Identify every line in the records below that contains the word "value", and reproduce each one.

····················

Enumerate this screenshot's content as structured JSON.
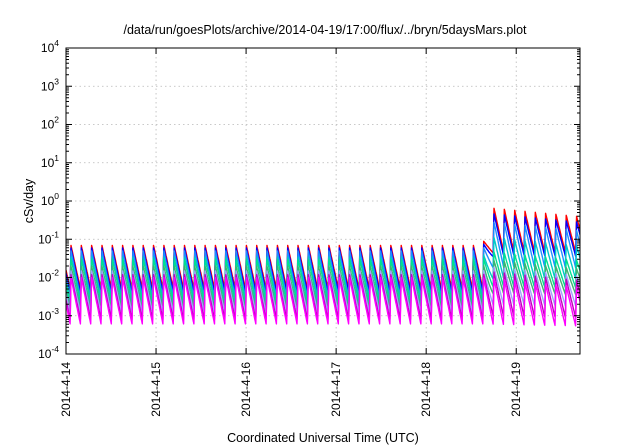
{
  "chart_data": {
    "type": "line",
    "title": "/data/run/goesPlots/archive/2014-04-19/17:00/flux/../bryn/5daysMars.plot",
    "xlabel": "Coordinated Universal Time (UTC)",
    "ylabel": "cSv/day",
    "yscale": "log",
    "ylim": [
      0.0001,
      10000
    ],
    "xlim": [
      "2014-04-14T00:00",
      "2014-04-19T17:00"
    ],
    "x_ticks": [
      "2014-4-14",
      "2014-4-15",
      "2014-4-16",
      "2014-4-17",
      "2014-4-18",
      "2014-4-19"
    ],
    "y_ticks": [
      {
        "value": 0.0001,
        "base": "10",
        "exp": "-4"
      },
      {
        "value": 0.001,
        "base": "10",
        "exp": "-3"
      },
      {
        "value": 0.01,
        "base": "10",
        "exp": "-2"
      },
      {
        "value": 0.1,
        "base": "10",
        "exp": "-1"
      },
      {
        "value": 1,
        "base": "10",
        "exp": "0"
      },
      {
        "value": 10,
        "base": "10",
        "exp": "1"
      },
      {
        "value": 100,
        "base": "10",
        "exp": "2"
      },
      {
        "value": 1000,
        "base": "10",
        "exp": "3"
      },
      {
        "value": 10000,
        "base": "10",
        "exp": "4"
      }
    ],
    "grid": true,
    "legend": "none",
    "period_hours": 2.75,
    "event_start": "2014-04-18T15:00",
    "series": [
      {
        "color": "#ff0000",
        "base_range": [
          0.005,
          0.07
        ],
        "event_range": [
          0.05,
          0.7
        ]
      },
      {
        "color": "#0000ff",
        "base_range": [
          0.004,
          0.06
        ],
        "event_range": [
          0.04,
          0.5
        ]
      },
      {
        "color": "#1e90ff",
        "base_range": [
          0.003,
          0.05
        ],
        "event_range": [
          0.02,
          0.3
        ]
      },
      {
        "color": "#00c8c8",
        "base_range": [
          0.002,
          0.035
        ],
        "event_range": [
          0.01,
          0.12
        ]
      },
      {
        "color": "#00e090",
        "base_range": [
          0.0025,
          0.03
        ],
        "event_range": [
          0.006,
          0.05
        ]
      },
      {
        "color": "#3cb371",
        "base_range": [
          0.0015,
          0.02
        ],
        "event_range": [
          0.004,
          0.03
        ]
      },
      {
        "color": "#a0a0ff",
        "base_range": [
          0.0012,
          0.015
        ],
        "event_range": [
          0.002,
          0.02
        ]
      },
      {
        "color": "#c000c0",
        "base_range": [
          0.0008,
          0.012
        ],
        "event_range": [
          0.001,
          0.015
        ]
      },
      {
        "color": "#ff00ff",
        "base_range": [
          0.0006,
          0.01
        ],
        "event_range": [
          0.0006,
          0.01
        ]
      }
    ]
  }
}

····················

Solution to this task |
        "value": 0.0001,
        "value": 0.001,
        "value": 0.01,
        "value": 0.1,
        "value": 1,
        "value": 10,
        "value": 100,
        "value": 1000,
        "value": 10000,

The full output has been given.